• _What is required_:
Any picture among the records should be left out, please; retype the rest exactly.

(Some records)
● ● ●

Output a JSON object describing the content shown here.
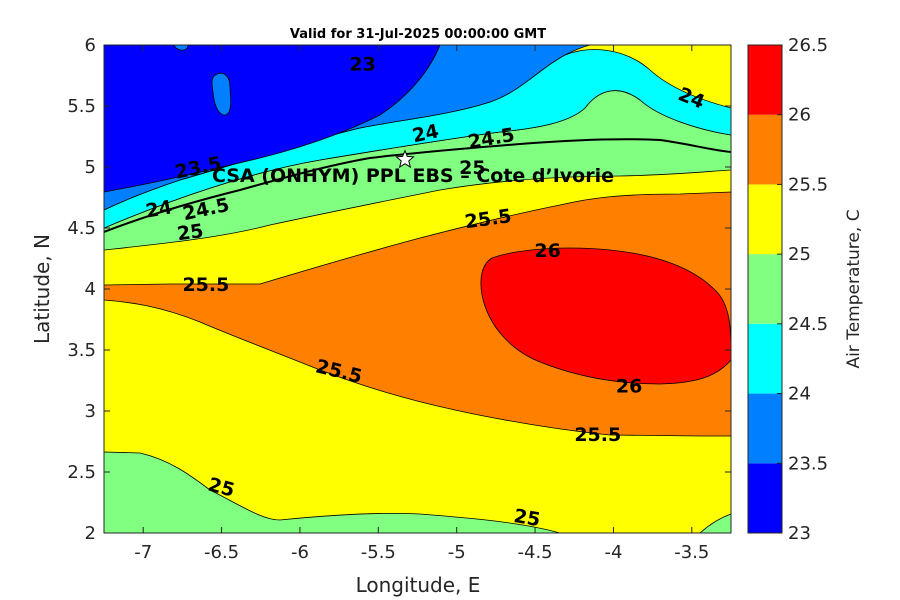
{
  "chart_data": {
    "type": "filled-contour",
    "title": "Valid for 31-Jul-2025 00:00:00 GMT",
    "xlabel": "Longitude, E",
    "ylabel": "Latitude, N",
    "xlim": [
      -7.25,
      -3.25
    ],
    "ylim": [
      2,
      6
    ],
    "x_ticks": [
      -7,
      -6.5,
      -6,
      -5.5,
      -5,
      -4.5,
      -4,
      -3.5
    ],
    "y_ticks": [
      2,
      2.5,
      3,
      3.5,
      4,
      4.5,
      5,
      5.5,
      6
    ],
    "x_tick_labels": [
      "-7",
      "-6.5",
      "-6",
      "-5.5",
      "-5",
      "-4.5",
      "-4",
      "-3.5"
    ],
    "y_tick_labels": [
      "2",
      "2.5",
      "3",
      "3.5",
      "4",
      "4.5",
      "5",
      "5.5",
      "6"
    ],
    "colorbar": {
      "label": "Air Temperature, C",
      "levels": [
        23,
        23.5,
        24,
        24.5,
        25,
        25.5,
        26,
        26.5
      ],
      "level_labels": [
        "23",
        "23.5",
        "24",
        "24.5",
        "25",
        "25.5",
        "26",
        "26.5"
      ],
      "colors": [
        "#0000ff",
        "#0080ff",
        "#00ffff",
        "#80ff80",
        "#ffff00",
        "#ff8000",
        "#ff0000",
        "#800000"
      ]
    },
    "station": {
      "name": "CSA (ONHYM) PPL EBS – Cote d’Ivorie",
      "lon": -5.33,
      "lat": 5.06
    },
    "contour_labels": [
      {
        "text": "23",
        "lon": -5.6,
        "lat": 5.85,
        "angle": 0
      },
      {
        "text": "23.5",
        "lon": -6.65,
        "lat": 5.0,
        "angle": -12
      },
      {
        "text": "24",
        "lon": -6.9,
        "lat": 4.66,
        "angle": -10
      },
      {
        "text": "24",
        "lon": -5.2,
        "lat": 5.28,
        "angle": -12
      },
      {
        "text": "24",
        "lon": -3.5,
        "lat": 5.57,
        "angle": 22
      },
      {
        "text": "24.5",
        "lon": -6.6,
        "lat": 4.66,
        "angle": -12
      },
      {
        "text": "24.5",
        "lon": -4.78,
        "lat": 5.24,
        "angle": -10
      },
      {
        "text": "25",
        "lon": -6.7,
        "lat": 4.47,
        "angle": -8
      },
      {
        "text": "25",
        "lon": -4.9,
        "lat": 5.0,
        "angle": 0
      },
      {
        "text": "25.5",
        "lon": -6.6,
        "lat": 4.04,
        "angle": 0
      },
      {
        "text": "25.5",
        "lon": -4.8,
        "lat": 4.58,
        "angle": -8
      },
      {
        "text": "25.5",
        "lon": -5.75,
        "lat": 3.33,
        "angle": 14
      },
      {
        "text": "25.5",
        "lon": -4.1,
        "lat": 2.81,
        "angle": 0
      },
      {
        "text": "26",
        "lon": -4.42,
        "lat": 4.32,
        "angle": 0
      },
      {
        "text": "26",
        "lon": -3.9,
        "lat": 3.21,
        "angle": 0
      },
      {
        "text": "25",
        "lon": -6.5,
        "lat": 2.38,
        "angle": 15
      },
      {
        "text": "25",
        "lon": -4.55,
        "lat": 2.13,
        "angle": 10
      }
    ]
  }
}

● ● ●

• _Solution to this task_:
Output a JSON object describing the content shown here.
{
  "chart_data": {
    "type": "filled-contour",
    "title": "Valid for 31-Jul-2025 00:00:00 GMT",
    "xlabel": "Longitude, E",
    "ylabel": "Latitude, N",
    "xlim": [
      -7.25,
      -3.25
    ],
    "ylim": [
      2,
      6
    ],
    "x_ticks": [
      -7,
      -6.5,
      -6,
      -5.5,
      -5,
      -4.5,
      -4,
      -3.5
    ],
    "y_ticks": [
      2,
      2.5,
      3,
      3.5,
      4,
      4.5,
      5,
      5.5,
      6
    ],
    "x_tick_labels": [
      "-7",
      "-6.5",
      "-6",
      "-5.5",
      "-5",
      "-4.5",
      "-4",
      "-3.5"
    ],
    "y_tick_labels": [
      "2",
      "2.5",
      "3",
      "3.5",
      "4",
      "4.5",
      "5",
      "5.5",
      "6"
    ],
    "colorbar": {
      "label": "Air Temperature, C",
      "levels": [
        23,
        23.5,
        24,
        24.5,
        25,
        25.5,
        26,
        26.5
      ],
      "level_labels": [
        "23",
        "23.5",
        "24",
        "24.5",
        "25",
        "25.5",
        "26",
        "26.5"
      ],
      "colors": [
        "#0000ff",
        "#0080ff",
        "#00ffff",
        "#80ff80",
        "#ffff00",
        "#ff8000",
        "#ff0000",
        "#800000"
      ]
    },
    "station": {
      "name": "CSA (ONHYM) PPL EBS – Cote d’Ivorie",
      "lon": -5.33,
      "lat": 5.06
    },
    "contour_labels": [
      {
        "text": "23",
        "lon": -5.6,
        "lat": 5.85,
        "angle": 0
      },
      {
        "text": "23.5",
        "lon": -6.65,
        "lat": 5.0,
        "angle": -12
      },
      {
        "text": "24",
        "lon": -6.9,
        "lat": 4.66,
        "angle": -10
      },
      {
        "text": "24",
        "lon": -5.2,
        "lat": 5.28,
        "angle": -12
      },
      {
        "text": "24",
        "lon": -3.5,
        "lat": 5.57,
        "angle": 22
      },
      {
        "text": "24.5",
        "lon": -6.6,
        "lat": 4.66,
        "angle": -12
      },
      {
        "text": "24.5",
        "lon": -4.78,
        "lat": 5.24,
        "angle": -10
      },
      {
        "text": "25",
        "lon": -6.7,
        "lat": 4.47,
        "angle": -8
      },
      {
        "text": "25",
        "lon": -4.9,
        "lat": 5.0,
        "angle": 0
      },
      {
        "text": "25.5",
        "lon": -6.6,
        "lat": 4.04,
        "angle": 0
      },
      {
        "text": "25.5",
        "lon": -4.8,
        "lat": 4.58,
        "angle": -8
      },
      {
        "text": "25.5",
        "lon": -5.75,
        "lat": 3.33,
        "angle": 14
      },
      {
        "text": "25.5",
        "lon": -4.1,
        "lat": 2.81,
        "angle": 0
      },
      {
        "text": "26",
        "lon": -4.42,
        "lat": 4.32,
        "angle": 0
      },
      {
        "text": "26",
        "lon": -3.9,
        "lat": 3.21,
        "angle": 0
      },
      {
        "text": "25",
        "lon": -6.5,
        "lat": 2.38,
        "angle": 15
      },
      {
        "text": "25",
        "lon": -4.55,
        "lat": 2.13,
        "angle": 10
      }
    ]
  }
}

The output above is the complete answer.